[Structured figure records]

• • • •

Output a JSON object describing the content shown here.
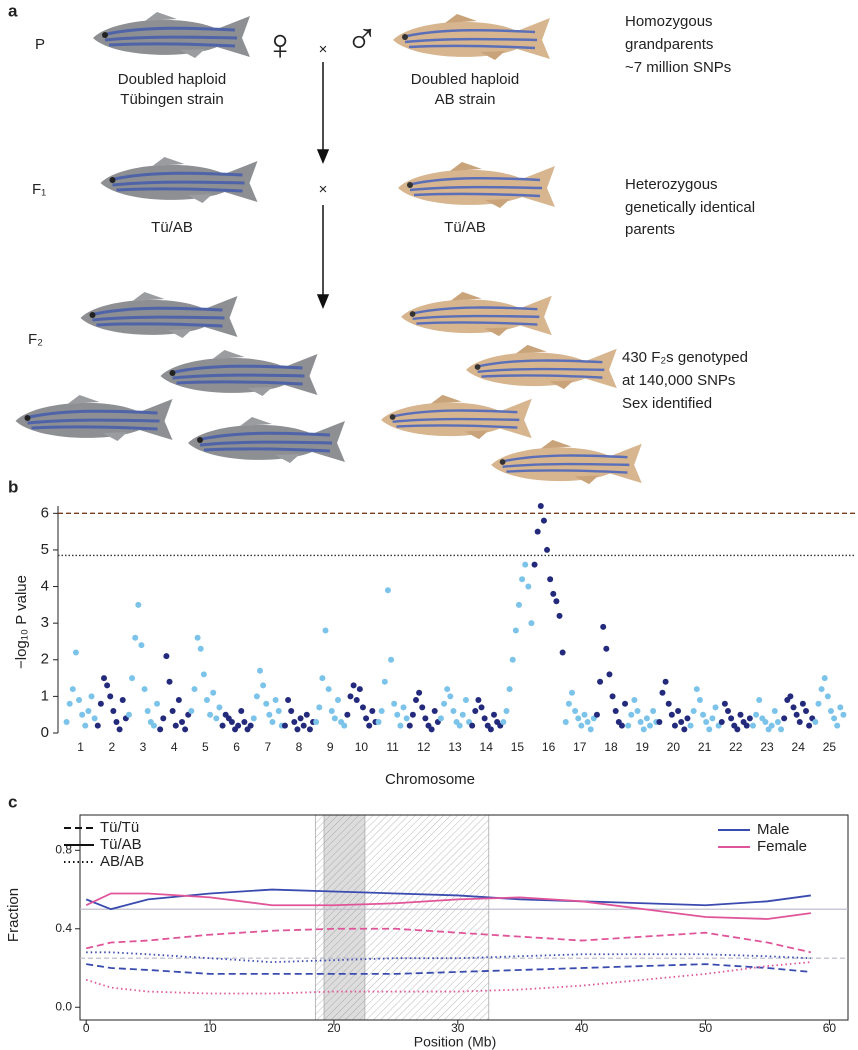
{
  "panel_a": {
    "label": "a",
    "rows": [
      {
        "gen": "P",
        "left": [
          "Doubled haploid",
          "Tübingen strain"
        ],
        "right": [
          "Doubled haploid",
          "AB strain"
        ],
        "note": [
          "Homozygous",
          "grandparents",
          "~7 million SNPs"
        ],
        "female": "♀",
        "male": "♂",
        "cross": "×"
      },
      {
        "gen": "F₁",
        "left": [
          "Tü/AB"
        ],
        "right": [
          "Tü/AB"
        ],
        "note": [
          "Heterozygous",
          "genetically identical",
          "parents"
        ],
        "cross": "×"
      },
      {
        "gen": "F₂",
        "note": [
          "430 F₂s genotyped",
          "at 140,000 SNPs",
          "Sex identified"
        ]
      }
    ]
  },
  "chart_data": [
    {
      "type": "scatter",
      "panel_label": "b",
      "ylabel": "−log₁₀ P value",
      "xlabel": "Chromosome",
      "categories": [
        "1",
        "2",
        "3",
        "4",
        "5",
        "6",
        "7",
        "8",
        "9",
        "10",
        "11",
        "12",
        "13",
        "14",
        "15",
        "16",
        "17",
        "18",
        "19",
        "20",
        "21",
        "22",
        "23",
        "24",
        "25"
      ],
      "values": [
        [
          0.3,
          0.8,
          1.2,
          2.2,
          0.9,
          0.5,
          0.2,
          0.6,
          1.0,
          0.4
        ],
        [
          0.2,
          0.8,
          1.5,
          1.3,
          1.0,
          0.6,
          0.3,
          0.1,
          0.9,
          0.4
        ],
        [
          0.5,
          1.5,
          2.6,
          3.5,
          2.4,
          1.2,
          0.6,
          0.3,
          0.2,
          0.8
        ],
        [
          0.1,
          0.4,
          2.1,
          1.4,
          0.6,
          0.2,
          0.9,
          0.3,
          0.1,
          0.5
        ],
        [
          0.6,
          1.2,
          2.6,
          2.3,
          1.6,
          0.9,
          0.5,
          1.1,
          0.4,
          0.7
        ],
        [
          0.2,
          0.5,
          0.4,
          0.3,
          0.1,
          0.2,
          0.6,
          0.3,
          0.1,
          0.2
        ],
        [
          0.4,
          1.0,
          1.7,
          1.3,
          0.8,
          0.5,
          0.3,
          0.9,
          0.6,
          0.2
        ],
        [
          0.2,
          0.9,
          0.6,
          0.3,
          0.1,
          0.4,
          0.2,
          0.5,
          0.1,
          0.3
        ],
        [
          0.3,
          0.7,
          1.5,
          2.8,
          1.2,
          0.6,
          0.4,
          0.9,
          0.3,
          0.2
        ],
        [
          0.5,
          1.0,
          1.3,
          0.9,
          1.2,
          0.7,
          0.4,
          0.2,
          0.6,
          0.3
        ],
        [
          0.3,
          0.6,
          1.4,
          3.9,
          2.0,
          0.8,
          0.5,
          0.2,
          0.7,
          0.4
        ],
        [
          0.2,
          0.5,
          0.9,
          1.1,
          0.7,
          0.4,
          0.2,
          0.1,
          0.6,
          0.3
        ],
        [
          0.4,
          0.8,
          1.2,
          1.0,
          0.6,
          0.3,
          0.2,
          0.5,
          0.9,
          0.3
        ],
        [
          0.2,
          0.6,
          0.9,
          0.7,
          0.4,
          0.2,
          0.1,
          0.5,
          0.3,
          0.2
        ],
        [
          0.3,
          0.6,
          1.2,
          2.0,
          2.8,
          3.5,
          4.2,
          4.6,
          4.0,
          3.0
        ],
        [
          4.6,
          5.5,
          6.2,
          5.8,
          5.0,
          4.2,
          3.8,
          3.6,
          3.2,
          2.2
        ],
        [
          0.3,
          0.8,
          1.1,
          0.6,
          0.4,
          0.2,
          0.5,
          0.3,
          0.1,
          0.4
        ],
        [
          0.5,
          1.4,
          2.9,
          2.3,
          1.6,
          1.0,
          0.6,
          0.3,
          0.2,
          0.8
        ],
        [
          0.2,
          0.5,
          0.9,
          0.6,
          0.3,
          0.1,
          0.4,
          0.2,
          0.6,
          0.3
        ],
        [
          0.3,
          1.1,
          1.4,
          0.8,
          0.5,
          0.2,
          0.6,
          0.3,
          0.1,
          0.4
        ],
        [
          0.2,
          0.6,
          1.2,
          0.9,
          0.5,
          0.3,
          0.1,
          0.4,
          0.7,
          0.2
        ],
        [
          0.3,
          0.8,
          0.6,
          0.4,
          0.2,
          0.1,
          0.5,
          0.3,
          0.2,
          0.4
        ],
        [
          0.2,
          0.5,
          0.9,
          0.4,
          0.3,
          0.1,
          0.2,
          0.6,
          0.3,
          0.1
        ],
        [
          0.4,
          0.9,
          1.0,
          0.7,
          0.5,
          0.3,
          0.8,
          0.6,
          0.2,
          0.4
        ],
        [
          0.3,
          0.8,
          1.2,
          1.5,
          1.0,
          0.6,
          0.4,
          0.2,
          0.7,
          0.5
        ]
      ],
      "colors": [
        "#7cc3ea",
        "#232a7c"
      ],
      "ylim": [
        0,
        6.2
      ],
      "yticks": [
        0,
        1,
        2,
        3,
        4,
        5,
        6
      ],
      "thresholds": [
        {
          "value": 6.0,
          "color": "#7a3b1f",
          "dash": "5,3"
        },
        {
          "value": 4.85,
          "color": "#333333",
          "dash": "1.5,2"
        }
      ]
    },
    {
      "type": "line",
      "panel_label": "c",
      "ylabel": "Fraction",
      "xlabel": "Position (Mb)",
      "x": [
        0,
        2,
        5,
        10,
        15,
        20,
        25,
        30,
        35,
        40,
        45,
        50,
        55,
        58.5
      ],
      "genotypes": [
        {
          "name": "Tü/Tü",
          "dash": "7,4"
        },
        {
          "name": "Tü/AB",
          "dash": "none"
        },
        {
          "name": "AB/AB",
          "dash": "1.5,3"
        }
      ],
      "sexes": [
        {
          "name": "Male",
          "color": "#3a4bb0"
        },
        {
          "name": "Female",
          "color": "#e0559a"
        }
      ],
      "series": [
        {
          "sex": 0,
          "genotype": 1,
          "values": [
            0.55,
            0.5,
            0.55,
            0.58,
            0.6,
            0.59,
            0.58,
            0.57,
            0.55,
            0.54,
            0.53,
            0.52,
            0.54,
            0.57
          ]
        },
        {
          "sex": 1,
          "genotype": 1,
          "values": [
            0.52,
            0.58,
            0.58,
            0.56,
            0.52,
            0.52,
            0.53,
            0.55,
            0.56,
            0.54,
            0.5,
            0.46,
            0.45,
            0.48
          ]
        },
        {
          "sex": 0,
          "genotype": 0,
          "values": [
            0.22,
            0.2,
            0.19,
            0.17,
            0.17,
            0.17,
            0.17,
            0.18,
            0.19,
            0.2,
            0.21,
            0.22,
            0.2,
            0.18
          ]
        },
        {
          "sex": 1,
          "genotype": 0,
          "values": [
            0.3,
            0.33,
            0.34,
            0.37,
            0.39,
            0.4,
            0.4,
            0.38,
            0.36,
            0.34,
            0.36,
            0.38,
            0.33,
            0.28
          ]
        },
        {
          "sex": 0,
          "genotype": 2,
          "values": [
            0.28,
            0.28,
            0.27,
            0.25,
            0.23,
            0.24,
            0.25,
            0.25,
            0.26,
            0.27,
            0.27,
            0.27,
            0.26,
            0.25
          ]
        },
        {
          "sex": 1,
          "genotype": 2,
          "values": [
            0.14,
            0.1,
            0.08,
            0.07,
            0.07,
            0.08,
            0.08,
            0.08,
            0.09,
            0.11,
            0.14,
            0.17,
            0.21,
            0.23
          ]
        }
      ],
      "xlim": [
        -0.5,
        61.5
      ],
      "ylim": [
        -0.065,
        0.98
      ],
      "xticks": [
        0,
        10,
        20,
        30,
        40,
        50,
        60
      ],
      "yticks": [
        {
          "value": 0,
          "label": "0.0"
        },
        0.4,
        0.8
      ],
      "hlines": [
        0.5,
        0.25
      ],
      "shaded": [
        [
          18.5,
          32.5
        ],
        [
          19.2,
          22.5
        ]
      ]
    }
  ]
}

• • • •

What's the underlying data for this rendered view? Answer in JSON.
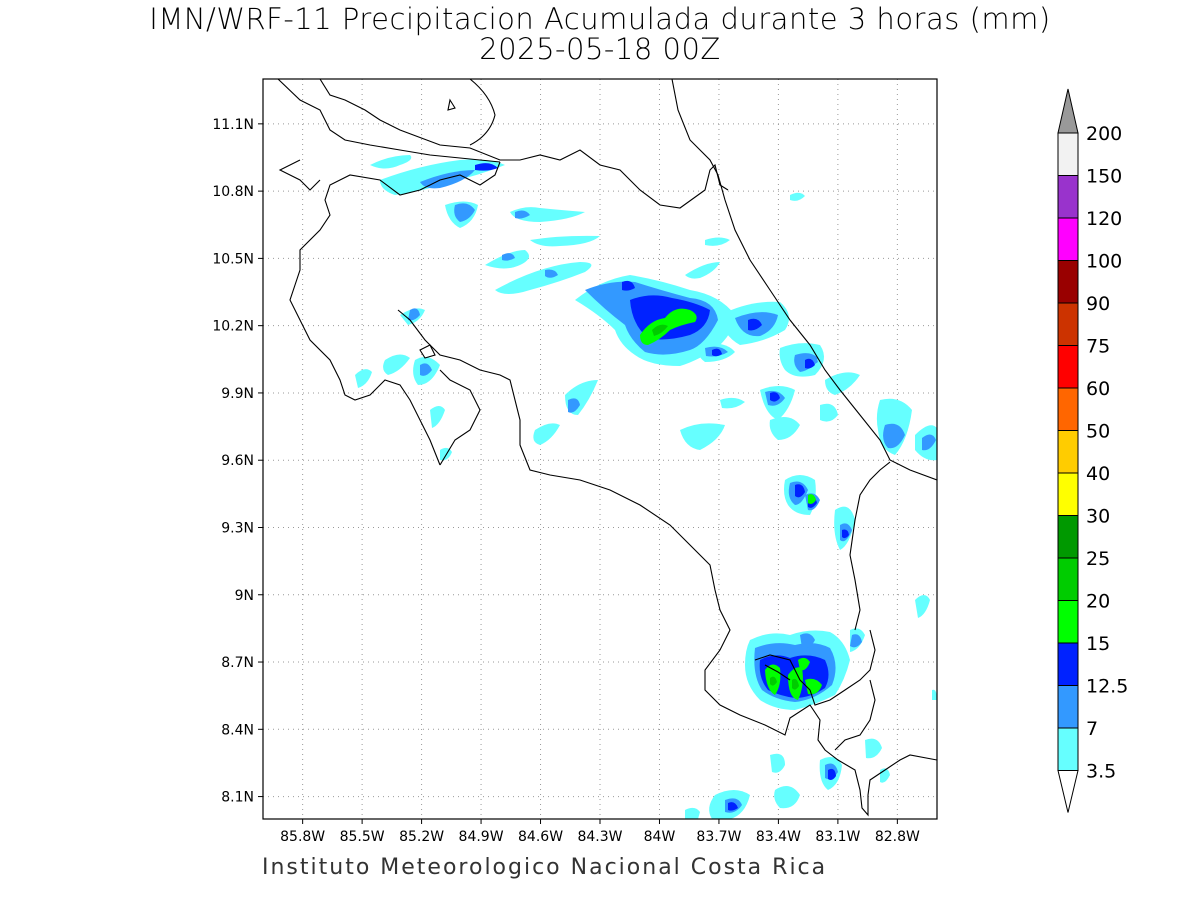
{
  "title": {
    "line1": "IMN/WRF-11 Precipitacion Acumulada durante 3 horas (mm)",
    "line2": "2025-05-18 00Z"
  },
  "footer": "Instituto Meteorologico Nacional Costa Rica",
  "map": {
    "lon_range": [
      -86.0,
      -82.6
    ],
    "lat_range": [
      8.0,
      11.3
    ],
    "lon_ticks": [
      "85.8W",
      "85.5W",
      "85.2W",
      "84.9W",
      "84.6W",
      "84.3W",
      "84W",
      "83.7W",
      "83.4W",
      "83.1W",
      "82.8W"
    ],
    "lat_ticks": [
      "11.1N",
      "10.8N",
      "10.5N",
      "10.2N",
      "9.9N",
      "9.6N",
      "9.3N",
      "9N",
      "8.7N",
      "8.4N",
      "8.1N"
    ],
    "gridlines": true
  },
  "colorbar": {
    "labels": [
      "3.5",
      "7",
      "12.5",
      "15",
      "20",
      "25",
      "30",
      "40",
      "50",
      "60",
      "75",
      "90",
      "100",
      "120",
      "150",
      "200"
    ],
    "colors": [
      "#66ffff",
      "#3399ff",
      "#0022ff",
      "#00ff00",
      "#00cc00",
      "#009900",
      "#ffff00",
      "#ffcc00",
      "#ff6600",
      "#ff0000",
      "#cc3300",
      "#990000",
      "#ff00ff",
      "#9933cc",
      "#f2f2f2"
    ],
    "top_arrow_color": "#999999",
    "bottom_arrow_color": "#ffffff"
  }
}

• • • •

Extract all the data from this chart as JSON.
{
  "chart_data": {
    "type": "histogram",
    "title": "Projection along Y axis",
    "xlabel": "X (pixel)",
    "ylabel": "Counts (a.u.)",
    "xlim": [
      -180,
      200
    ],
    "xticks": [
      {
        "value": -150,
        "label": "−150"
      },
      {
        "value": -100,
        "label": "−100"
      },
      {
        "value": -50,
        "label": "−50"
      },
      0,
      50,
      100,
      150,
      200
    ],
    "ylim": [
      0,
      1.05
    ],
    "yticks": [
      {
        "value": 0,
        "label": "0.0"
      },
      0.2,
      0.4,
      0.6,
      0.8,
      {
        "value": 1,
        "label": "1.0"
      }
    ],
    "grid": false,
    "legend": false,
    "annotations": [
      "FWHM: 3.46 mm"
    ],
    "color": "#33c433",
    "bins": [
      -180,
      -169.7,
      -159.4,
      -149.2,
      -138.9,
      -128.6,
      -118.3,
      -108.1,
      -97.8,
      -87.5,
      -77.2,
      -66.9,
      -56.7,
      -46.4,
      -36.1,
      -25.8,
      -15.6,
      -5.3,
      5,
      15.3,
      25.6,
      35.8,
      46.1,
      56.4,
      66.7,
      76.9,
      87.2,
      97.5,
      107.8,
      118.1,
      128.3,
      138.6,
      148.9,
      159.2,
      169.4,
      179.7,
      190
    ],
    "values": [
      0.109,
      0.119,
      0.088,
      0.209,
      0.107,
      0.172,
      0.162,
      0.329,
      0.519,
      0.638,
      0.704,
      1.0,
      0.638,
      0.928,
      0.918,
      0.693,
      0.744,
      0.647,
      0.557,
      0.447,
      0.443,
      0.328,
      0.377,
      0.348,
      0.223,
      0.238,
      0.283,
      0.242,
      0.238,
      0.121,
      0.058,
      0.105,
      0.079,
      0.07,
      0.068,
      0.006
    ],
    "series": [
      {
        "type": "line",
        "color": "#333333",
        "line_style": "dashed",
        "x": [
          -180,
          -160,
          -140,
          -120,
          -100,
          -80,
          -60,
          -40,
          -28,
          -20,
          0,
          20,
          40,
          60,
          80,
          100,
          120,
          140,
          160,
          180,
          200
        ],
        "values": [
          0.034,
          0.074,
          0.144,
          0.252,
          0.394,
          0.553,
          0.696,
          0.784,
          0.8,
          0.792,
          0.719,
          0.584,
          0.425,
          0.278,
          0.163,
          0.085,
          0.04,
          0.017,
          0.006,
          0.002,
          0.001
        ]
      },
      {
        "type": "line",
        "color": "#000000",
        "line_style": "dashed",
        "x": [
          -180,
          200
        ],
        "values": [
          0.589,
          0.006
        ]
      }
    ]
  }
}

• • • •

- [EXERCISE PROMPT]:
Tally the lines of the records holding the word "title", then give only the resulting number.

- [RESPONSE TO THIS EXERCISE]:
2